*Exercise*
Collect every line below that contains the word "name".

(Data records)
* * * * * * *

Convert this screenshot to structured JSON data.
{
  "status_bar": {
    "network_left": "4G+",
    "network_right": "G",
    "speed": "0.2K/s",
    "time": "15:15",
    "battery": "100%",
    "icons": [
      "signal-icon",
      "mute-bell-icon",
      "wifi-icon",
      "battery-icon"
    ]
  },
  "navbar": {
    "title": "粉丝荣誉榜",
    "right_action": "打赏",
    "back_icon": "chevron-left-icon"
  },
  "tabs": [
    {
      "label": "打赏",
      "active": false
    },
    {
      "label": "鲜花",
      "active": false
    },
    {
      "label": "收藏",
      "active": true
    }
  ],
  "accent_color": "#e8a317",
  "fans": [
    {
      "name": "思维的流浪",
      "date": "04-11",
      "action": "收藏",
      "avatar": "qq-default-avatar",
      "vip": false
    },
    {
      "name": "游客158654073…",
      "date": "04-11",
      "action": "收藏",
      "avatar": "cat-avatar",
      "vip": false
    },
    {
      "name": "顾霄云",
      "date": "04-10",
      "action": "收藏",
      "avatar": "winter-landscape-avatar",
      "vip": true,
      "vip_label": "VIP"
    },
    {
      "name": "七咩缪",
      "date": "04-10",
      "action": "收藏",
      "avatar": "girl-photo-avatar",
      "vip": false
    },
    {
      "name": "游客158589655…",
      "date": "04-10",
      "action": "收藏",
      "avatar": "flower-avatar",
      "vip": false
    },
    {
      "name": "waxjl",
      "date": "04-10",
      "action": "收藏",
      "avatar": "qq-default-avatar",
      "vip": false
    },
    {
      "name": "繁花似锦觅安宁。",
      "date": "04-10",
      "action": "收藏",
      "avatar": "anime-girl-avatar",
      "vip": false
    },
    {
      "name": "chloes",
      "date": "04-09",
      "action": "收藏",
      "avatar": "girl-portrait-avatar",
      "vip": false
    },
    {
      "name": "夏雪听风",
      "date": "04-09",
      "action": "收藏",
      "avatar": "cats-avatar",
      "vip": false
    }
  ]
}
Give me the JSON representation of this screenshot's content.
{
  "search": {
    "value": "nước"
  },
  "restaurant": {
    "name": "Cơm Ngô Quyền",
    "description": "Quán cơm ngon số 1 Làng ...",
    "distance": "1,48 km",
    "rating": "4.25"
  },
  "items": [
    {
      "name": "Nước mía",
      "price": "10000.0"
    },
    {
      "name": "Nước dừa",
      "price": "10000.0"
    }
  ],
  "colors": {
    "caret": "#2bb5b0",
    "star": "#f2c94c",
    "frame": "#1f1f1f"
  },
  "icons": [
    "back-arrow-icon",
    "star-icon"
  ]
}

* * * * * * *

*Complete response*
      "name": "思维的流浪",
      "name": "游客158654073…",
      "name": "顾霄云",
      "name": "七咩缪",
      "name": "游客158589655…",
      "name": "waxjl",
      "name": "繁花似锦觅安宁。",
      "name": "chloes",
      "name": "夏雪听风",
    "name": "Cơm Ngô Quyền",
      "name": "Nước mía",
      "name": "Nước dừa",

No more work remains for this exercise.